Text
———

Das tolle an den „Phasen“

Wir machen gerade eine schwierige Zeit durch. Kind 1.0 (2,5 Jahre alt) ist im Wachstumsschub. Zumindest hoffe ich, dass es einer ist. Wachstumsschübe zeichnen sich bei ihr dadurch aus, dass sie alle 10 min auf dem Boden liegt und nölt. Will man mit ihr ins Gespräch gehen: Nölen. Will man sie bitten etwas zu machen: Nölen. Will man sie hochheben: Nölen. Will man in Richtung A, geht sie auf jeden fall in die andere Richtung.

Eltern kennen solche Situationen. Und irgendwie, aus irgendeinem unerfindlichen Grund, liebe ich es. Es ist nicht immer leicht, es kostet viel Kraft und Energie, selbst für einfachste Alltagsaufgaben, aber es ist ein so wundervolles Signal: Papa, ich bin ein eigenständiger Mensch. Ich habe einen eigenen Willen. Ich mache Dinge, die dir nicht gefallen, aber auf die ich jetzt, genau in diesem Moment, Lust habe. Versuche gar nicht erst von mir etwas anderes zu verlangen.

Es so zu sehen (oder es in ihr Verhalten hinein zu interpretieren…), hilft in den Situationen ruhig zu bleiben. Es gelingt mir nicht immer, aber meistens. Auch mein Geduldsfaden hat ein Ende, vor allem wenn Termine oder Verpflichtungen rufen. Aber im Großen und Ganzen lässt einen das Verständnis für dieses kleine, aber immer größer werdende, Kind die Situation leichter ertragen.

Vielleicht ist all das gerade auch keine kurz anhaltende Phase, sondern eine längere, gerne auch „Trotzphase“ genannte Zeit? Ich stoße mich aber schon alleine an der Bezeichnung dieser Phase. Trotz? Was soll das sein? „Ich mache jetzt nur etwas anders, weil du das genaue Gegenteil dessen willst?“ Verhalten sich so nicht erst Kinder im Teenageralter? 😉 Bis wir dort angekommen sind, ist es aber noch ein weiter Weg.

Zunächst freue ich mich auf die nächsten Jahre. Ich freue mich auf ihre Selbstständigkeit. Ich freue mich auf die vielen Widersprüche, die ich noch von ihr ernten werde. Und insgeheim freue ich mich auf die Momente, in denen ich, ob ihrer Selbstständigkeit, verzweifele. Denn das sind die Momente, in denen ich auch mein eigenes Verhalten, meine eigenen Wünsche, meine eigenen Forderungen, hinterfrage. Denn das ist es, was man von Kindern am allermeisten lernt. Sich selbst zu hinterfragen, sich mit sich selbst auseinander zu setzen.

———

Aufgaben
(1) Beantworte diese Fragen zum Text:
(a) Wie alt ist Kind 1.0?
(b) Wann hat der Geduldsfaden laut Text vor allem ein Ende?
(c) Was lernt man laut Text von Kindern am allermeisten?
(2) Zitiere eine Stelle aus dem Text: Beginne bei den Worten „Das tolle an“ und hör nach „die andere Richtung.“ auf.
(3) Stimmen diese Aussagen mit dem Text überein? Antworte jeweils mit Ja oder Nein und zitiere die entscheidenden Worte.
(a) Im Wachstumsschub liegt Kind 1.0 etwa alle 10 Minuten auf dem Boden und nölt.
(b) Die Bezeichnung „Trotzphase“ findet im Text Zustimmung.
(c) Ruhig zu bleiben gelingt in diesen Situationen immer.

Erfasste Daten
———

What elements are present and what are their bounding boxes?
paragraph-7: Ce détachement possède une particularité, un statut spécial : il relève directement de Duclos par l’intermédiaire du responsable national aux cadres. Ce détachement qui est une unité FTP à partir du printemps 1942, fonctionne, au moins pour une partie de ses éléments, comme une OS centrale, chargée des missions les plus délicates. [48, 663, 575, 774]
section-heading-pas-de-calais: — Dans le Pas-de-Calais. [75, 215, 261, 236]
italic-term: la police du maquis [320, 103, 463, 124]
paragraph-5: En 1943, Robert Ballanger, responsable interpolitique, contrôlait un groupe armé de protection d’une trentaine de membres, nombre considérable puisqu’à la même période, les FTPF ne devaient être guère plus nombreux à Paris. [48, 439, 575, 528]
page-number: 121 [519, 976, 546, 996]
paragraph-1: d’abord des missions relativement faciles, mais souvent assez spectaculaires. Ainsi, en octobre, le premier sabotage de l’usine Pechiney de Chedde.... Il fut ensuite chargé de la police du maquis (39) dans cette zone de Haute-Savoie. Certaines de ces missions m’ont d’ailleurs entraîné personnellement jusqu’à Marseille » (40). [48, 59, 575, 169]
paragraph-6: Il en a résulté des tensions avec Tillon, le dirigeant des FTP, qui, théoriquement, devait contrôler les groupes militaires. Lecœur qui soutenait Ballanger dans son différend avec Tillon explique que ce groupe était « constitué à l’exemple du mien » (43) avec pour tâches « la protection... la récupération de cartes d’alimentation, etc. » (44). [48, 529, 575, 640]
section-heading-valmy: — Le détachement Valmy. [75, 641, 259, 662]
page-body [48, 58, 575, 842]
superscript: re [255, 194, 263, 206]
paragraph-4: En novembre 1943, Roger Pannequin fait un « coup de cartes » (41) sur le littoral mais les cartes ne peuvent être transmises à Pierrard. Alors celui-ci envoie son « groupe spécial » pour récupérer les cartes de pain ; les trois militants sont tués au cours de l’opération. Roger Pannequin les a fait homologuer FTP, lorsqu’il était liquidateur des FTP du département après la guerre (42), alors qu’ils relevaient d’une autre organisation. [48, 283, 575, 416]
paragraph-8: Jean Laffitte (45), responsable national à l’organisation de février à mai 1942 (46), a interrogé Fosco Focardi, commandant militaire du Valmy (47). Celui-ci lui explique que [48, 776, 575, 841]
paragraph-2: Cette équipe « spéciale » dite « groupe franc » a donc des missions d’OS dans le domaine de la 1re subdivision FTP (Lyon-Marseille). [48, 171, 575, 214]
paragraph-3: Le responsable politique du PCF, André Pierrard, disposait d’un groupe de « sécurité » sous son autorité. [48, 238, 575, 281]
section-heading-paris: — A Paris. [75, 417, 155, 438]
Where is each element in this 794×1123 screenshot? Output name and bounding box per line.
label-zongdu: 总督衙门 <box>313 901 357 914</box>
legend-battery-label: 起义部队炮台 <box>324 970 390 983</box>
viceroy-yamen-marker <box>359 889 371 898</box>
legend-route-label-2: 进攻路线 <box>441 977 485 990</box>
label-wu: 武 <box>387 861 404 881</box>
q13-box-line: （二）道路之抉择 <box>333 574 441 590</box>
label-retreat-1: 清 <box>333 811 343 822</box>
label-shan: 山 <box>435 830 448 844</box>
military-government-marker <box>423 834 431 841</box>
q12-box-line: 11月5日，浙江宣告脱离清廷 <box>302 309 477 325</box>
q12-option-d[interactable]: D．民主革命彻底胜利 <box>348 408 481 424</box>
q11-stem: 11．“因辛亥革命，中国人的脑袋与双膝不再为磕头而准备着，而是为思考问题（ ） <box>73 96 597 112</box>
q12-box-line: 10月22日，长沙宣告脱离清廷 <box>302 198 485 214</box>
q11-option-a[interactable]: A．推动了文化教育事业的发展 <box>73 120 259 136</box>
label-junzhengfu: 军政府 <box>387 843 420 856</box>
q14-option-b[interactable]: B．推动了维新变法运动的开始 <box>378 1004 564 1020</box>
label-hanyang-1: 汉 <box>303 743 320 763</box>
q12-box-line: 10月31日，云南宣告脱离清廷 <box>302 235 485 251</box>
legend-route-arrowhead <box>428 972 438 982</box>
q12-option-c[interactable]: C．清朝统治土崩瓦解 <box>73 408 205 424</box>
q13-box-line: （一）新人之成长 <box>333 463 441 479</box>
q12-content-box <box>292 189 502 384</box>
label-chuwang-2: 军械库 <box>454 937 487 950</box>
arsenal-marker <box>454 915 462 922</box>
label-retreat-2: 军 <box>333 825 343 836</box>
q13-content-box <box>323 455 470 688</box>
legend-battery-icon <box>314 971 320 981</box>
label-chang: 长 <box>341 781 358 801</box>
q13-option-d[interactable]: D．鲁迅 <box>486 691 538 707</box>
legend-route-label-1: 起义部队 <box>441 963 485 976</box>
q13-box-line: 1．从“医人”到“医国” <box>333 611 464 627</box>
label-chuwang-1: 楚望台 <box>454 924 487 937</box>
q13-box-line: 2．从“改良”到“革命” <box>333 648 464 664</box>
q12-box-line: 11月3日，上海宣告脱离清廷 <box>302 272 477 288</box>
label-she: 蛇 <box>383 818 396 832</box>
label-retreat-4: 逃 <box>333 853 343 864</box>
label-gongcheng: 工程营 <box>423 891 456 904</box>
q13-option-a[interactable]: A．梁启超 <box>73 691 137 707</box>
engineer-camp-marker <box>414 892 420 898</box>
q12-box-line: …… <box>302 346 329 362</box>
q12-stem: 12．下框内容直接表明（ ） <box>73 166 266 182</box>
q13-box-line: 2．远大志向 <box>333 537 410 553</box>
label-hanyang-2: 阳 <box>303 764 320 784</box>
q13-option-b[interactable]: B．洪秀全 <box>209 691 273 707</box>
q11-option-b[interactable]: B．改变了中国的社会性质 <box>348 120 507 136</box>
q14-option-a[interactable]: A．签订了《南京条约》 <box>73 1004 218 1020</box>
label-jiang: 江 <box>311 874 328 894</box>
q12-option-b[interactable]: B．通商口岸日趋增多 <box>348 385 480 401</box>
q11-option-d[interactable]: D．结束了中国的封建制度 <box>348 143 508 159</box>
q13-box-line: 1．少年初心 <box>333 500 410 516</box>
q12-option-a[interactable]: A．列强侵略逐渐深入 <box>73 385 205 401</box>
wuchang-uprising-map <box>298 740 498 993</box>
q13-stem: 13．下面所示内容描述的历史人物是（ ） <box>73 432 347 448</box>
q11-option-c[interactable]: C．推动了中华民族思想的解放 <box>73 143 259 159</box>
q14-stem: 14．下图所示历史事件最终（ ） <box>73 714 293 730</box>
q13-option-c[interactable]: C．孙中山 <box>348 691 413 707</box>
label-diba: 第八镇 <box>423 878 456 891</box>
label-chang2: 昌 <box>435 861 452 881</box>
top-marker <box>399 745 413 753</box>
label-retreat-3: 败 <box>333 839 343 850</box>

———

Deine Antworten
(1)
(a) 2,5 Jahre.
(b) Wenn Termine oder Verpflichtungen rufen.
(c) Sich selbst zu hinterfragen, sich mit sich selbst auseinanderzusetzen.

(2)
Das tolle an den „Phasen“

Wir machen gerade eine schwierige Zeit durch. Kind 1.0 (2,5 Jahre alt) ist im Wachstumsschub. Zumindest hoffe ich, dass es einer ist. Wachstumsschübe zeichnen sich bei ihr dadurch aus, dass sie alle 10 min auf dem Boden liegt und nölt. Will man mit ihr ins Gespräch gehen: Nölen. Will man sie bitten etwas zu machen: Nölen. Will man sie hochheben: Nölen. Will man in Richtung A, geht sie auf jeden fall in die andere Richtung.

(3)
(a) Ja: „dass sie alle 10 min auf dem Boden liegt und nölt“
(b) Nein: „Ich stoße mich aber schon alleine an der Bezeichnung dieser Phase.“
(c) Nein: „Es gelingt mir nicht immer, aber meistens.“